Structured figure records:
========================================

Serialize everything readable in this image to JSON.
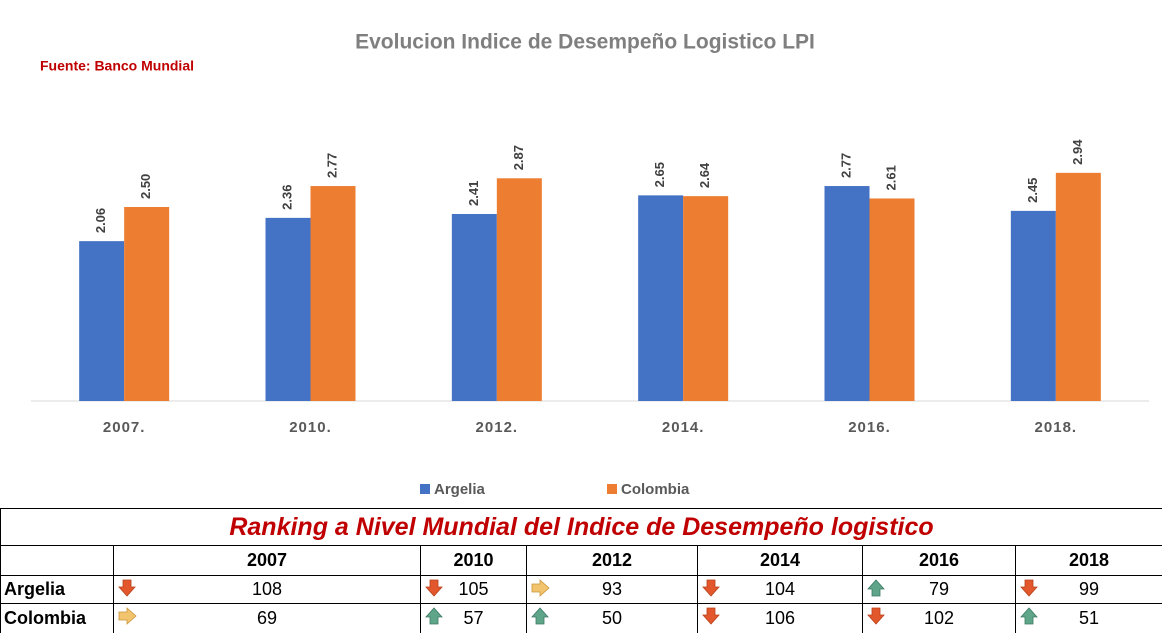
{
  "chart_data": {
    "type": "bar",
    "title": "Evolucion Indice de Desempeño Logistico LPI",
    "subtitle": "Fuente: Banco Mundial",
    "categories": [
      "2007.",
      "2010.",
      "2012.",
      "2014.",
      "2016.",
      "2018."
    ],
    "series": [
      {
        "name": "Argelia",
        "color": "#4472c4",
        "values": [
          2.06,
          2.36,
          2.41,
          2.65,
          2.77,
          2.45
        ],
        "value_labels": [
          "2.06",
          "2.36",
          "2.41",
          "2.65",
          "2.77",
          "2.45"
        ]
      },
      {
        "name": "Colombia",
        "color": "#ed7d31",
        "values": [
          2.5,
          2.77,
          2.87,
          2.64,
          2.61,
          2.94
        ],
        "value_labels": [
          "2.50",
          "2.77",
          "2.87",
          "2.64",
          "2.61",
          "2.94"
        ]
      }
    ],
    "ylim": [
      0,
      5
    ],
    "legend": "bottom"
  },
  "table": {
    "title": "Ranking a Nivel Mundial del Indice de Desempeño logistico",
    "header": [
      "2007",
      "2010",
      "2012",
      "2014",
      "2016",
      "2018"
    ],
    "rows": [
      {
        "name": "Argelia",
        "values": [
          "108",
          "105",
          "93",
          "104",
          "79",
          "99"
        ],
        "trends": [
          "down",
          "down",
          "right",
          "down",
          "up",
          "down"
        ]
      },
      {
        "name": "Colombia",
        "values": [
          "69",
          "57",
          "50",
          "106",
          "102",
          "51"
        ],
        "trends": [
          "right",
          "up",
          "up",
          "down",
          "down",
          "up"
        ]
      }
    ]
  }
}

========================================

Your task is to repeat the data above exactly while excluding the pictures.

Response below:
Serialize everything readable in this image to JSON.
{
  "chart_data": {
    "type": "bar",
    "title": "Evolucion Indice de Desempeño Logistico LPI",
    "subtitle": "Fuente: Banco Mundial",
    "categories": [
      "2007.",
      "2010.",
      "2012.",
      "2014.",
      "2016.",
      "2018."
    ],
    "series": [
      {
        "name": "Argelia",
        "color": "#4472c4",
        "values": [
          2.06,
          2.36,
          2.41,
          2.65,
          2.77,
          2.45
        ],
        "value_labels": [
          "2.06",
          "2.36",
          "2.41",
          "2.65",
          "2.77",
          "2.45"
        ]
      },
      {
        "name": "Colombia",
        "color": "#ed7d31",
        "values": [
          2.5,
          2.77,
          2.87,
          2.64,
          2.61,
          2.94
        ],
        "value_labels": [
          "2.50",
          "2.77",
          "2.87",
          "2.64",
          "2.61",
          "2.94"
        ]
      }
    ],
    "ylim": [
      0,
      5
    ],
    "legend": "bottom"
  },
  "table": {
    "title": "Ranking a Nivel Mundial del Indice de Desempeño logistico",
    "header": [
      "2007",
      "2010",
      "2012",
      "2014",
      "2016",
      "2018"
    ],
    "rows": [
      {
        "name": "Argelia",
        "values": [
          "108",
          "105",
          "93",
          "104",
          "79",
          "99"
        ],
        "trends": [
          "down",
          "down",
          "right",
          "down",
          "up",
          "down"
        ]
      },
      {
        "name": "Colombia",
        "values": [
          "69",
          "57",
          "50",
          "106",
          "102",
          "51"
        ],
        "trends": [
          "right",
          "up",
          "up",
          "down",
          "down",
          "up"
        ]
      }
    ]
  }
}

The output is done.